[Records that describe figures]
□ □ □ □ □
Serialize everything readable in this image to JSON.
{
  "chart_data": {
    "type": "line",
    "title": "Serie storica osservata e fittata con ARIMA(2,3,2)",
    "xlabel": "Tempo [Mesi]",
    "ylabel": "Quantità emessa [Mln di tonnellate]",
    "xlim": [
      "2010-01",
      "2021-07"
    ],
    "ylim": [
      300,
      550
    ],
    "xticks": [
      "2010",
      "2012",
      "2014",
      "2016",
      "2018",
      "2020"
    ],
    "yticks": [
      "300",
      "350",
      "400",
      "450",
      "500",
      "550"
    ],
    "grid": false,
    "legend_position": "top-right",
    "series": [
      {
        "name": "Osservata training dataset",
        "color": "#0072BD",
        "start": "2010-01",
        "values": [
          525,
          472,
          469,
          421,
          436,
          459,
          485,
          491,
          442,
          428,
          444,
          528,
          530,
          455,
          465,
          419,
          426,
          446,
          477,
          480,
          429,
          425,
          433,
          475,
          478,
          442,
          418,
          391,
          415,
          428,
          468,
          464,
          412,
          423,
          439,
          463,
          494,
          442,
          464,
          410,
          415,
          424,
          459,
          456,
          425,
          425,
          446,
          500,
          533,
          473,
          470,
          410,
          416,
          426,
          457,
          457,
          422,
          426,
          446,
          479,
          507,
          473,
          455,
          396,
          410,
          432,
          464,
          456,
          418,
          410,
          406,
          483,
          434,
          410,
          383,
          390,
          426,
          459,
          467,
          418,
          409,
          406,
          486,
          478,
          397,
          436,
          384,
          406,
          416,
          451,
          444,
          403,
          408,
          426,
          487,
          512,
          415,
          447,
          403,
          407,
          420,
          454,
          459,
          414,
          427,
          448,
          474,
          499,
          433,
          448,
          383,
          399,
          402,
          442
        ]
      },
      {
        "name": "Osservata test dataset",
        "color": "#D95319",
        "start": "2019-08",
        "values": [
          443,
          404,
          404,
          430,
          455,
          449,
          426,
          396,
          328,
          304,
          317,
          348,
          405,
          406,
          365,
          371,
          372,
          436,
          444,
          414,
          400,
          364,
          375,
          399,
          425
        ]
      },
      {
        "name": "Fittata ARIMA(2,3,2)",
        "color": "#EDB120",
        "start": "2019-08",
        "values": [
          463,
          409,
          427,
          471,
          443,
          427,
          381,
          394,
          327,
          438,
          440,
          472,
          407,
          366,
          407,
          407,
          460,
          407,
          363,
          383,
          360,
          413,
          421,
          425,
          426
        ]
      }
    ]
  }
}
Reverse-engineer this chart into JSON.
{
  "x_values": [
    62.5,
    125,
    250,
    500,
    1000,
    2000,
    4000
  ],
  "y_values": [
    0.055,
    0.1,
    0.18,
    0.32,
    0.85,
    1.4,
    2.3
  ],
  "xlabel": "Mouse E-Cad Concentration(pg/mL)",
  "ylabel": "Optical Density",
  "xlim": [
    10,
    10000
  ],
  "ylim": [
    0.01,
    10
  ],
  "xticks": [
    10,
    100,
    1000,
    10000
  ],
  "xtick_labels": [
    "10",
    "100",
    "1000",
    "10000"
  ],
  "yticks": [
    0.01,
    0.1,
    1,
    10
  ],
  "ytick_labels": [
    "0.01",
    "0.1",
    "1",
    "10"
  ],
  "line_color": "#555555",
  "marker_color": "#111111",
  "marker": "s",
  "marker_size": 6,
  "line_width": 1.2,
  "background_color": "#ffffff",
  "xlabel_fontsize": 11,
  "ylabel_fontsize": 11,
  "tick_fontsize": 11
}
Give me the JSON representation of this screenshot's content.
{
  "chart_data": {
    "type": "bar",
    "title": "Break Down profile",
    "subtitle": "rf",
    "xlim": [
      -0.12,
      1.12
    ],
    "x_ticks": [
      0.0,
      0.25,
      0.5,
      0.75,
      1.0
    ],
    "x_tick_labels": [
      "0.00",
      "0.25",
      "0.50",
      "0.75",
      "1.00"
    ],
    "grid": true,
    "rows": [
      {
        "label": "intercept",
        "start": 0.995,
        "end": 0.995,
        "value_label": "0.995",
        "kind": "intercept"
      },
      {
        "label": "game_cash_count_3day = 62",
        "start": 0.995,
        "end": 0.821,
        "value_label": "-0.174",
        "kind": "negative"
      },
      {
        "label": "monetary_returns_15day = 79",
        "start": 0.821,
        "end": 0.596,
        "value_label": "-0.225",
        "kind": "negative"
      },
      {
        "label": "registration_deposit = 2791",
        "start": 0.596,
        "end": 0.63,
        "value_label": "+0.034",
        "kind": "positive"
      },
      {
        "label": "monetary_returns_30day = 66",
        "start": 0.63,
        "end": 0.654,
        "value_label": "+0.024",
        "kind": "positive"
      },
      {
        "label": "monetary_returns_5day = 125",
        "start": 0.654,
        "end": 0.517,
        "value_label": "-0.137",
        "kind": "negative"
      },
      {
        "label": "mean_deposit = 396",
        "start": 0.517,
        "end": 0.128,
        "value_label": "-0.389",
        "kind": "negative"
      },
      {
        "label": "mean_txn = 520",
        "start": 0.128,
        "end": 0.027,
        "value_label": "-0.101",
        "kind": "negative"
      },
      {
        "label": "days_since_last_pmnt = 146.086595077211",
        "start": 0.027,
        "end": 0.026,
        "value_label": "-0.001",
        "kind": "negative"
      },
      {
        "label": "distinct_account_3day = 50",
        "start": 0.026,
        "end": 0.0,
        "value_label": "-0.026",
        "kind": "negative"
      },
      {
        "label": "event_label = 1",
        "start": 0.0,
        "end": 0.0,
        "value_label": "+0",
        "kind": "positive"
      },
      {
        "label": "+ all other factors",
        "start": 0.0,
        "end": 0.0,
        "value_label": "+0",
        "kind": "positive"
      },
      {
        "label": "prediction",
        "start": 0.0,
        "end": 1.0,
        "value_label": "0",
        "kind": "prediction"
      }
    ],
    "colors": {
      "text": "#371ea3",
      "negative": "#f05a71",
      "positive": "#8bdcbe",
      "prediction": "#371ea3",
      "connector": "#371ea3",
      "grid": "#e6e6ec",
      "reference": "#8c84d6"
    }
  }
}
□ □ □ □ □
__PROBLEM TO WORK ON__:
Copy out every line of the material above that mentions the word "name".

__RESULT OF THE TASK__:
        "name": "Osservata training dataset",
        "name": "Osservata test dataset",
        "name": "Fittata ARIMA(2,3,2)",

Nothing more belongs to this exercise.